- _Given data_:
+--
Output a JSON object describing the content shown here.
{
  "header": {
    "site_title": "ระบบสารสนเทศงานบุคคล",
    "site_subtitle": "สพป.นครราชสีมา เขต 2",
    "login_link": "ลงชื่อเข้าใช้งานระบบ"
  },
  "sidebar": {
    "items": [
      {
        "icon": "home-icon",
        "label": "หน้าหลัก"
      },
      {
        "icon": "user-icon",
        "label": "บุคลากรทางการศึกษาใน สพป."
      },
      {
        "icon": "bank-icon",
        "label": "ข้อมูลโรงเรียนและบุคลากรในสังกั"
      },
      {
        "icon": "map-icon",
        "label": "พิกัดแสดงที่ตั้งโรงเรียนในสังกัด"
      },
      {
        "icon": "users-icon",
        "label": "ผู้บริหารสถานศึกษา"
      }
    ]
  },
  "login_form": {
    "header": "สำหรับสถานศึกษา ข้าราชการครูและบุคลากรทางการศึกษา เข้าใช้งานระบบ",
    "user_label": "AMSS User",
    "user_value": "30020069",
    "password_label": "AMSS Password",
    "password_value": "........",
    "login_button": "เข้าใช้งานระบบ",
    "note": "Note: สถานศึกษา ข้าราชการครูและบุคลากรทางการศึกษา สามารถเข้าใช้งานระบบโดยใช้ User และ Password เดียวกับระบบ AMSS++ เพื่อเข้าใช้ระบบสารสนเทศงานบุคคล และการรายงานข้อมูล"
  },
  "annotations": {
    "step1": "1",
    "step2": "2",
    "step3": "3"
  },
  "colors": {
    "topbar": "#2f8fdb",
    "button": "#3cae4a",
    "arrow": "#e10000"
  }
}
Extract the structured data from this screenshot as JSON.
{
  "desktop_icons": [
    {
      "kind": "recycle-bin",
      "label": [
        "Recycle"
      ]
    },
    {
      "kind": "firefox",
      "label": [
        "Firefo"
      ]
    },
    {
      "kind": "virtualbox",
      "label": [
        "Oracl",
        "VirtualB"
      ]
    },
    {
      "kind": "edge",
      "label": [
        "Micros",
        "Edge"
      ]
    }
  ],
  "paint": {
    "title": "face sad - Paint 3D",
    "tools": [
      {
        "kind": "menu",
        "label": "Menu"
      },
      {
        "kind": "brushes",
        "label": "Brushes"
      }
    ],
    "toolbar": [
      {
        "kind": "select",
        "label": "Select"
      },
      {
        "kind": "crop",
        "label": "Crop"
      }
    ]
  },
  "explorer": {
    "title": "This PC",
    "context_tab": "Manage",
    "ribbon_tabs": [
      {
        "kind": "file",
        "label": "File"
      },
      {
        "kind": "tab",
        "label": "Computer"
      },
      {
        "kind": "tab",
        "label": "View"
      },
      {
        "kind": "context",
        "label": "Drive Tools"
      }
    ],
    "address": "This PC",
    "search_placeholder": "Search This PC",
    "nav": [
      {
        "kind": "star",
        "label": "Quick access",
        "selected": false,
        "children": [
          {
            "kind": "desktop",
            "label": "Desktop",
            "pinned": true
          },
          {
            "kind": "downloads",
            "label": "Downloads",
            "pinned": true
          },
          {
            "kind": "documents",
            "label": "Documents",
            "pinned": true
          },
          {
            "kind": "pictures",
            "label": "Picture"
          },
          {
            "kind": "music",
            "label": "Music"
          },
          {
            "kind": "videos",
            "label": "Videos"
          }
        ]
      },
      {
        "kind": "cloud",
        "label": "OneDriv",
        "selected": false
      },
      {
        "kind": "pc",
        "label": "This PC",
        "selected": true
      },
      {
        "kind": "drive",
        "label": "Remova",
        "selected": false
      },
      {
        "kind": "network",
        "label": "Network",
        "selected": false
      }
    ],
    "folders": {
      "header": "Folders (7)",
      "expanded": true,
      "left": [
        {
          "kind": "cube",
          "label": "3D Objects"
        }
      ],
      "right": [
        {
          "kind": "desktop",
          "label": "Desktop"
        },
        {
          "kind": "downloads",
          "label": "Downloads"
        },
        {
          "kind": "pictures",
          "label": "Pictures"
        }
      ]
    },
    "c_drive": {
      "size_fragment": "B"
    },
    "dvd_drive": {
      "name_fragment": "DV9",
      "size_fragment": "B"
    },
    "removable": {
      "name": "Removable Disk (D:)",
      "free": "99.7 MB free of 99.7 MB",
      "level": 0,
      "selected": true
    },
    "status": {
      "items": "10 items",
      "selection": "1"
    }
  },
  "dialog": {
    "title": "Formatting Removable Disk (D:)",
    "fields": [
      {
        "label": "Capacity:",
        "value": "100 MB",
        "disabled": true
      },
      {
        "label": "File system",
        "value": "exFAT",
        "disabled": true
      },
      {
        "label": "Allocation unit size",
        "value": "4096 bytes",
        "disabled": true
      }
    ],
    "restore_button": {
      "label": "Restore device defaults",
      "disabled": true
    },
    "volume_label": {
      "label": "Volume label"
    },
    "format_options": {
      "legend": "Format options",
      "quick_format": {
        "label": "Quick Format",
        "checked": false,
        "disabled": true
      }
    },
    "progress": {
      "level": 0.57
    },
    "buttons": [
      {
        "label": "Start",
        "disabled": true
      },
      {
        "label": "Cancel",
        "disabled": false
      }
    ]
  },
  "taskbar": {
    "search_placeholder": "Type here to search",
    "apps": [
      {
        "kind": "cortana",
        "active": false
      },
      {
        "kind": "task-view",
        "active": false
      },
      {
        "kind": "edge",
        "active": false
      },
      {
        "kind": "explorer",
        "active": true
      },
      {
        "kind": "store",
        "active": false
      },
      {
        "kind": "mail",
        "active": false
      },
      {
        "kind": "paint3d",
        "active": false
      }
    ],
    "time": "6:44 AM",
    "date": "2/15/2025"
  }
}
+--
- _Brief_:
Return the lines above exactly, keeping every word.

- _Response to this task_:
Output a JSON object describing the content shown here.
{
  "header": {
    "site_title": "ระบบสารสนเทศงานบุคคล",
    "site_subtitle": "สพป.นครราชสีมา เขต 2",
    "login_link": "ลงชื่อเข้าใช้งานระบบ"
  },
  "sidebar": {
    "items": [
      {
        "icon": "home-icon",
        "label": "หน้าหลัก"
      },
      {
        "icon": "user-icon",
        "label": "บุคลากรทางการศึกษาใน สพป."
      },
      {
        "icon": "bank-icon",
        "label": "ข้อมูลโรงเรียนและบุคลากรในสังกั"
      },
      {
        "icon": "map-icon",
        "label": "พิกัดแสดงที่ตั้งโรงเรียนในสังกัด"
      },
      {
        "icon": "users-icon",
        "label": "ผู้บริหารสถานศึกษา"
      }
    ]
  },
  "login_form": {
    "header": "สำหรับสถานศึกษา ข้าราชการครูและบุคลากรทางการศึกษา เข้าใช้งานระบบ",
    "user_label": "AMSS User",
    "user_value": "30020069",
    "password_label": "AMSS Password",
    "password_value": "........",
    "login_button": "เข้าใช้งานระบบ",
    "note": "Note: สถานศึกษา ข้าราชการครูและบุคลากรทางการศึกษา สามารถเข้าใช้งานระบบโดยใช้ User และ Password เดียวกับระบบ AMSS++ เพื่อเข้าใช้ระบบสารสนเทศงานบุคคล และการรายงานข้อมูล"
  },
  "annotations": {
    "step1": "1",
    "step2": "2",
    "step3": "3"
  },
  "colors": {
    "topbar": "#2f8fdb",
    "button": "#3cae4a",
    "arrow": "#e10000"
  }
}
Extract the structured data from this screenshot as JSON.
{
  "desktop_icons": [
    {
      "kind": "recycle-bin",
      "label": [
        "Recycle"
      ]
    },
    {
      "kind": "firefox",
      "label": [
        "Firefo"
      ]
    },
    {
      "kind": "virtualbox",
      "label": [
        "Oracl",
        "VirtualB"
      ]
    },
    {
      "kind": "edge",
      "label": [
        "Micros",
        "Edge"
      ]
    }
  ],
  "paint": {
    "title": "face sad - Paint 3D",
    "tools": [
      {
        "kind": "menu",
        "label": "Menu"
      },
      {
        "kind": "brushes",
        "label": "Brushes"
      }
    ],
    "toolbar": [
      {
        "kind": "select",
        "label": "Select"
      },
      {
        "kind": "crop",
        "label": "Crop"
      }
    ]
  },
  "explorer": {
    "title": "This PC",
    "context_tab": "Manage",
    "ribbon_tabs": [
      {
        "kind": "file",
        "label": "File"
      },
      {
        "kind": "tab",
        "label": "Computer"
      },
      {
        "kind": "tab",
        "label": "View"
      },
      {
        "kind": "context",
        "label": "Drive Tools"
      }
    ],
    "address": "This PC",
    "search_placeholder": "Search This PC",
    "nav": [
      {
        "kind": "star",
        "label": "Quick access",
        "selected": false,
        "children": [
          {
            "kind": "desktop",
            "label": "Desktop",
            "pinned": true
          },
          {
            "kind": "downloads",
            "label": "Downloads",
            "pinned": true
          },
          {
            "kind": "documents",
            "label": "Documents",
            "pinned": true
          },
          {
            "kind": "pictures",
            "label": "Picture"
          },
          {
            "kind": "music",
            "label": "Music"
          },
          {
            "kind": "videos",
            "label": "Videos"
          }
        ]
      },
      {
        "kind": "cloud",
        "label": "OneDriv",
        "selected": false
      },
      {
        "kind": "pc",
        "label": "This PC",
        "selected": true
      },
      {
        "kind": "drive",
        "label": "Remova",
        "selected": false
      },
      {
        "kind": "network",
        "label": "Network",
        "selected": false
      }
    ],
    "folders": {
      "header": "Folders (7)",
      "expanded": true,
      "left": [
        {
          "kind": "cube",
          "label": "3D Objects"
        }
      ],
      "right": [
        {
          "kind": "desktop",
          "label": "Desktop"
        },
        {
          "kind": "downloads",
          "label": "Downloads"
        },
        {
          "kind": "pictures",
          "label": "Pictures"
        }
      ]
    },
    "c_drive": {
      "size_fragment": "B"
    },
    "dvd_drive": {
      "name_fragment": "DV9",
      "size_fragment": "B"
    },
    "removable": {
      "name": "Removable Disk (D:)",
      "free": "99.7 MB free of 99.7 MB",
      "level": 0,
      "selected": true
    },
    "status": {
      "items": "10 items",
      "selection": "1"
    }
  },
  "dialog": {
    "title": "Formatting Removable Disk (D:)",
    "fields": [
      {
        "label": "Capacity:",
        "value": "100 MB",
        "disabled": true
      },
      {
        "label": "File system",
        "value": "exFAT",
        "disabled": true
      },
      {
        "label": "Allocation unit size",
        "value": "4096 bytes",
        "disabled": true
      }
    ],
    "restore_button": {
      "label": "Restore device defaults",
      "disabled": true
    },
    "volume_label": {
      "label": "Volume label"
    },
    "format_options": {
      "legend": "Format options",
      "quick_format": {
        "label": "Quick Format",
        "checked": false,
        "disabled": true
      }
    },
    "progress": {
      "level": 0.57
    },
    "buttons": [
      {
        "label": "Start",
        "disabled": true
      },
      {
        "label": "Cancel",
        "disabled": false
      }
    ]
  },
  "taskbar": {
    "search_placeholder": "Type here to search",
    "apps": [
      {
        "kind": "cortana",
        "active": false
      },
      {
        "kind": "task-view",
        "active": false
      },
      {
        "kind": "edge",
        "active": false
      },
      {
        "kind": "explorer",
        "active": true
      },
      {
        "kind": "store",
        "active": false
      },
      {
        "kind": "mail",
        "active": false
      },
      {
        "kind": "paint3d",
        "active": false
      }
    ],
    "time": "6:44 AM",
    "date": "2/15/2025"
  }
}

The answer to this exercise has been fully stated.